_Information shown:_
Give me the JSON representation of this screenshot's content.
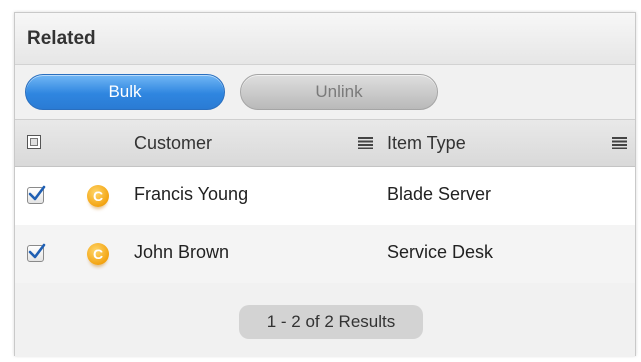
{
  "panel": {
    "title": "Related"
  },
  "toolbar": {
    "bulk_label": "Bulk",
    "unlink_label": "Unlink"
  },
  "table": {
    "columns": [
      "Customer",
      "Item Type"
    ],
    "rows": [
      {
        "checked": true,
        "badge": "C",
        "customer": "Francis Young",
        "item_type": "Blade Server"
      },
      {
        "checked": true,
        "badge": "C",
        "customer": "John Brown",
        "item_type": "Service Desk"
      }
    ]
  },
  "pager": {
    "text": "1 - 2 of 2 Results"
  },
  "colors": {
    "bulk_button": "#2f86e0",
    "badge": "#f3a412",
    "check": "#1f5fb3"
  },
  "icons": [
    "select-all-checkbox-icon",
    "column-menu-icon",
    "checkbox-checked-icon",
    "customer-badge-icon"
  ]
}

_Do this:_
Quote every record above exactly, leaving out any pictures.

_The completed task:_
Give me the JSON representation of this screenshot's content.
{
  "panel": {
    "title": "Related"
  },
  "toolbar": {
    "bulk_label": "Bulk",
    "unlink_label": "Unlink"
  },
  "table": {
    "columns": [
      "Customer",
      "Item Type"
    ],
    "rows": [
      {
        "checked": true,
        "badge": "C",
        "customer": "Francis Young",
        "item_type": "Blade Server"
      },
      {
        "checked": true,
        "badge": "C",
        "customer": "John Brown",
        "item_type": "Service Desk"
      }
    ]
  },
  "pager": {
    "text": "1 - 2 of 2 Results"
  },
  "colors": {
    "bulk_button": "#2f86e0",
    "badge": "#f3a412",
    "check": "#1f5fb3"
  },
  "icons": [
    "select-all-checkbox-icon",
    "column-menu-icon",
    "checkbox-checked-icon",
    "customer-badge-icon"
  ]
}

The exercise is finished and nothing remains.